------ Excerpted data

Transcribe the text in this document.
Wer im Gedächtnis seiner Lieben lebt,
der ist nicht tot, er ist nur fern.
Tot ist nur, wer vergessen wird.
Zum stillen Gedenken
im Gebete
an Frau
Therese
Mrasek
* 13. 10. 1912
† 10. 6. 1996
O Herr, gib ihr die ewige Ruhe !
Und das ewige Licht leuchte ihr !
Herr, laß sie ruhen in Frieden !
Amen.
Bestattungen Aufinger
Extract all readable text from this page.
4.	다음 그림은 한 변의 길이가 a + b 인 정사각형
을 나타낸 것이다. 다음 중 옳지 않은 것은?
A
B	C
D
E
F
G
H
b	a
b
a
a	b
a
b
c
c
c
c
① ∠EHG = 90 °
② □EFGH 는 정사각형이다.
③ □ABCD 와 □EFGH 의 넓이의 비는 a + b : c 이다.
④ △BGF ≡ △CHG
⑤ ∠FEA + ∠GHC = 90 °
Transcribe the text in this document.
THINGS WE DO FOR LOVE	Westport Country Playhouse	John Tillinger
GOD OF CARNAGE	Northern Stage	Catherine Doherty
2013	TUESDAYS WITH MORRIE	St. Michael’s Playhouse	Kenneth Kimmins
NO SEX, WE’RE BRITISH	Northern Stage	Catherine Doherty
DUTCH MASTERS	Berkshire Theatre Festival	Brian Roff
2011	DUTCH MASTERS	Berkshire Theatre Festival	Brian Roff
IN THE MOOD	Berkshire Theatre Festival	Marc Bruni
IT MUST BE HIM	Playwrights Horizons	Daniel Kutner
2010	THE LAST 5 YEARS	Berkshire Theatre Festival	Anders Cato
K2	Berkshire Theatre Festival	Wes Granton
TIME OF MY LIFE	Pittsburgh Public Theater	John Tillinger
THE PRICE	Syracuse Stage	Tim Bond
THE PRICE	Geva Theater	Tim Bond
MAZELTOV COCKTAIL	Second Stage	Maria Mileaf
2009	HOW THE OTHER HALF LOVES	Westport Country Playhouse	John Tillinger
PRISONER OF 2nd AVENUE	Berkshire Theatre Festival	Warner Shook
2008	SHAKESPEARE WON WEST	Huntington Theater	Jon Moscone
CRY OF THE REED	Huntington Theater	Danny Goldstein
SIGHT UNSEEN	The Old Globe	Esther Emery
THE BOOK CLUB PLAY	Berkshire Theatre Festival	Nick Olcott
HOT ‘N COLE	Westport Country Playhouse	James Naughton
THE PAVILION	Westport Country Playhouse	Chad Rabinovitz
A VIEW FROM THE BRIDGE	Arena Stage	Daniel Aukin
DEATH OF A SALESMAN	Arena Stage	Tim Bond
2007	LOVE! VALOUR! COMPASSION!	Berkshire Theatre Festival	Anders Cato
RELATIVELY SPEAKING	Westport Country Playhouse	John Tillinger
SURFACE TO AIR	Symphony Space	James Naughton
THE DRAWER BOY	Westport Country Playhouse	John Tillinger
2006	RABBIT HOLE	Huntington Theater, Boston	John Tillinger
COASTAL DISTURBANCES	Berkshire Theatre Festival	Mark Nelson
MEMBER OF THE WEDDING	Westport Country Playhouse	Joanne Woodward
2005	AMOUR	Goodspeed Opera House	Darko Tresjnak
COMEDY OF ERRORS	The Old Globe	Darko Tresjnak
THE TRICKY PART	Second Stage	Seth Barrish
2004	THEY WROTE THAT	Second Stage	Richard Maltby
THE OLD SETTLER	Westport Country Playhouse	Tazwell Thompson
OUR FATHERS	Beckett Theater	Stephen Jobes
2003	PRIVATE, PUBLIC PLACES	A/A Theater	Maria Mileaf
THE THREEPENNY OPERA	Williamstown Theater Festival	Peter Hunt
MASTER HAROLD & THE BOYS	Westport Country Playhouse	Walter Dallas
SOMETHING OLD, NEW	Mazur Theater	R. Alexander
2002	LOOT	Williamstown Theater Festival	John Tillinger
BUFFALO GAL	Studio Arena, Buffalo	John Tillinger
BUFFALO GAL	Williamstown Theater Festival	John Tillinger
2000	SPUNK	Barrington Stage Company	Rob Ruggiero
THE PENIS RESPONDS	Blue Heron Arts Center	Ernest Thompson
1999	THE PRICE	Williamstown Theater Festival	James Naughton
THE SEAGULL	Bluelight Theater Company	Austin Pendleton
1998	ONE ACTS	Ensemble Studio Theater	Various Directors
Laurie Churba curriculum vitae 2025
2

------------

:: Exercise ::
Which lines contain "Country"? Copy each of them out.

:: Result of the task ::
THINGS WE DO FOR LOVE	Westport Country Playhouse	John Tillinger
2009	HOW THE OTHER HALF LOVES	Westport Country Playhouse	John Tillinger
HOT ‘N COLE	Westport Country Playhouse	James Naughton
THE PAVILION	Westport Country Playhouse	Chad Rabinovitz
RELATIVELY SPEAKING	Westport Country Playhouse	John Tillinger
THE DRAWER BOY	Westport Country Playhouse	John Tillinger
MEMBER OF THE WEDDING	Westport Country Playhouse	Joanne Woodward
THE OLD SETTLER	Westport Country Playhouse	Tazwell Thompson
MASTER HAROLD & THE BOYS	Westport Country Playhouse	Walter Dallas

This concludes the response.